◆ Task directions ◆
Go through the material below and count the lines with the string "Plants"; the number is the whole answer.

◆ Supplied material ◆
________________________

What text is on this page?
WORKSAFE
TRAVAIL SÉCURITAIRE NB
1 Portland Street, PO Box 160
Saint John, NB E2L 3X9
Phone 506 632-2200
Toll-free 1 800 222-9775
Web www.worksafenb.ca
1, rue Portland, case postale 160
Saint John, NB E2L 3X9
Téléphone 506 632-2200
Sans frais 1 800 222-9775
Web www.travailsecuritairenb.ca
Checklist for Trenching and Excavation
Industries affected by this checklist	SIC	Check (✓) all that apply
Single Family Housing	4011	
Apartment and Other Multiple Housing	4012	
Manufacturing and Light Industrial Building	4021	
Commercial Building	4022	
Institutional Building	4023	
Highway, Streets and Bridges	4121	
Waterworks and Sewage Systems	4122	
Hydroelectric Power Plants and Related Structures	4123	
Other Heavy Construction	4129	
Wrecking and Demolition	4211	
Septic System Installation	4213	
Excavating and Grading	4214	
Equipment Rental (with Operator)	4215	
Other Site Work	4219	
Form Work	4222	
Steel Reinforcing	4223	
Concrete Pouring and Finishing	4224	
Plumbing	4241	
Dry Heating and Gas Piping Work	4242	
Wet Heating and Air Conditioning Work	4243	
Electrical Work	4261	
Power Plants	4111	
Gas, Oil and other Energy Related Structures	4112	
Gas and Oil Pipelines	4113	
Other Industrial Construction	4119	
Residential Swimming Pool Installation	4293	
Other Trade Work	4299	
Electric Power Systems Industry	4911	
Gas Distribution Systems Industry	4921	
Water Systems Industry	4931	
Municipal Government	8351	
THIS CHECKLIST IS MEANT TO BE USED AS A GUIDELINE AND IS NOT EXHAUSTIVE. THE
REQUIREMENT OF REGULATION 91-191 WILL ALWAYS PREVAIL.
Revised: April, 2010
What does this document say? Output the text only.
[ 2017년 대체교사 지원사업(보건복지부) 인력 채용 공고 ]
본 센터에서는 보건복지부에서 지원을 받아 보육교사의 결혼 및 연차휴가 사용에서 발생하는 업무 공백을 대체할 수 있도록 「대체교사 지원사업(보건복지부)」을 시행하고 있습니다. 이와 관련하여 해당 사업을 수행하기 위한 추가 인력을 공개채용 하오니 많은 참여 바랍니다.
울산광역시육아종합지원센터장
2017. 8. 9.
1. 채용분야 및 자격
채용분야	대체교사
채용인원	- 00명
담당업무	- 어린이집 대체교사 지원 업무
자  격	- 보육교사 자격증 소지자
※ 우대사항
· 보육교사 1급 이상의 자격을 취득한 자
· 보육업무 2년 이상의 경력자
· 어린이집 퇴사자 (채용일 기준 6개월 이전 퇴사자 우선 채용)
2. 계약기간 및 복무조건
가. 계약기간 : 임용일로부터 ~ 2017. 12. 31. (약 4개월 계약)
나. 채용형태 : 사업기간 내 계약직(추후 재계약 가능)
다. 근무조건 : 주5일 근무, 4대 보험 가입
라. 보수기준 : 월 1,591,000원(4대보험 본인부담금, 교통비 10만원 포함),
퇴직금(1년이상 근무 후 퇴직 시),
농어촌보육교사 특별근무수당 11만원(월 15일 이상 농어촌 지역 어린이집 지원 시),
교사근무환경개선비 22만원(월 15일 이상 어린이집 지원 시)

________________________

◆ Task response ◆
2